Data entries
┌──

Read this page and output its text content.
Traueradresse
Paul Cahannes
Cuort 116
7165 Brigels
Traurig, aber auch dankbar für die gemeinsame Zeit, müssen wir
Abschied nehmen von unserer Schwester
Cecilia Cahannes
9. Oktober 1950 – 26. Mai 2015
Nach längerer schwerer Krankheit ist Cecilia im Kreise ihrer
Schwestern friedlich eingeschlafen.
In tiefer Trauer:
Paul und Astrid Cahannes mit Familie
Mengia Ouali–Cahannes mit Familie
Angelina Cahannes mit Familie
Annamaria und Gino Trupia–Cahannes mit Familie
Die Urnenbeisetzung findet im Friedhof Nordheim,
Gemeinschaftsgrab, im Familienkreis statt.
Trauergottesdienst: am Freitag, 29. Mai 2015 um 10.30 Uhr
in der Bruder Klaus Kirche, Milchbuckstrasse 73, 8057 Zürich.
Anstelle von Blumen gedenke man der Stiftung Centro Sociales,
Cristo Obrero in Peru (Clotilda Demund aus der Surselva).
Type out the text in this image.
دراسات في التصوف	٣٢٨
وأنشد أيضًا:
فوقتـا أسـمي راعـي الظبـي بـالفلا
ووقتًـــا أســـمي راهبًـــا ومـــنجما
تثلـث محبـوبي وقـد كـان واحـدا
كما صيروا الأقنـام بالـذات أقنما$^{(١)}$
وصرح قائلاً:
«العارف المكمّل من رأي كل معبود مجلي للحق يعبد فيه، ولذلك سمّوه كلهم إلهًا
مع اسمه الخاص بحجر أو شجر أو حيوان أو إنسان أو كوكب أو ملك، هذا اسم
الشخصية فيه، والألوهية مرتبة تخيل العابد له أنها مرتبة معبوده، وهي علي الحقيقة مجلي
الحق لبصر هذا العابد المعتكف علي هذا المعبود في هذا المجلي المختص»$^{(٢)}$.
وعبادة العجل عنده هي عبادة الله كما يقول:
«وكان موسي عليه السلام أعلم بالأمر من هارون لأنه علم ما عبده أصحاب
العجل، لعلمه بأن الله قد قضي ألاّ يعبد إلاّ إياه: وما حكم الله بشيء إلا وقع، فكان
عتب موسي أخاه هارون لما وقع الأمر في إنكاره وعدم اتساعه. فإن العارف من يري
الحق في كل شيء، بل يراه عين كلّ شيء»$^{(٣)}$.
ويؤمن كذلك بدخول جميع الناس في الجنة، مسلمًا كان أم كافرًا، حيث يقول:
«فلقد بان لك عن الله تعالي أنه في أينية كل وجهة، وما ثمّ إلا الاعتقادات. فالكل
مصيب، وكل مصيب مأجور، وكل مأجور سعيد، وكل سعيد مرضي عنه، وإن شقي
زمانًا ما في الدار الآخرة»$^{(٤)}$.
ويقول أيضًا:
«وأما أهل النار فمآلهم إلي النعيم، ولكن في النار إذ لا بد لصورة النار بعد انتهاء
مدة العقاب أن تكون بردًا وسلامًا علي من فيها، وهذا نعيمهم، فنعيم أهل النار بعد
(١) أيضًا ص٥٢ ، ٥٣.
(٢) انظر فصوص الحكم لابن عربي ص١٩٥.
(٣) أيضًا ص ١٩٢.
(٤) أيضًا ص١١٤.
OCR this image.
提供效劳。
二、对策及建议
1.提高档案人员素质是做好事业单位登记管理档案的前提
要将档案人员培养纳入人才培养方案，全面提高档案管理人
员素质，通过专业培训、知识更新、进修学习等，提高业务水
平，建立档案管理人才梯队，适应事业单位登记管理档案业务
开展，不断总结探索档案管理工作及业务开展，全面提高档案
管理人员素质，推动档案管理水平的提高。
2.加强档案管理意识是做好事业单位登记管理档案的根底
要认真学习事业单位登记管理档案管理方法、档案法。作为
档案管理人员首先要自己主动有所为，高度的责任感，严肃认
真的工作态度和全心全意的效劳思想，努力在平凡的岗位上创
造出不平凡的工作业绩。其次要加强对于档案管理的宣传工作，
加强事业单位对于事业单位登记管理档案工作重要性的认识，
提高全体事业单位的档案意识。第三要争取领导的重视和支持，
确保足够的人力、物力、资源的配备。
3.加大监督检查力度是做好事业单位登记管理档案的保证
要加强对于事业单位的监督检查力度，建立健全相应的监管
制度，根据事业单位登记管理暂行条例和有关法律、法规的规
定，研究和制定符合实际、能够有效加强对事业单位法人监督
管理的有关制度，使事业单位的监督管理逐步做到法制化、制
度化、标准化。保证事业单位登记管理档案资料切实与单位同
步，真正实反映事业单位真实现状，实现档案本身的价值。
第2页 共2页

└──

• SHORT TASK
Lines from the records above that hold "العابد" are the ones to list.

• REPLY TO THE TASK
الشخصية فيه، والألوهية مرتبة تخيل العابد له أنها مرتبة معبوده، وهي علي الحقيقة مجلي
الحق لبصر هذا العابد المعتكف علي هذا المعبود في هذا المجلي المختص»$^{(٢)}$.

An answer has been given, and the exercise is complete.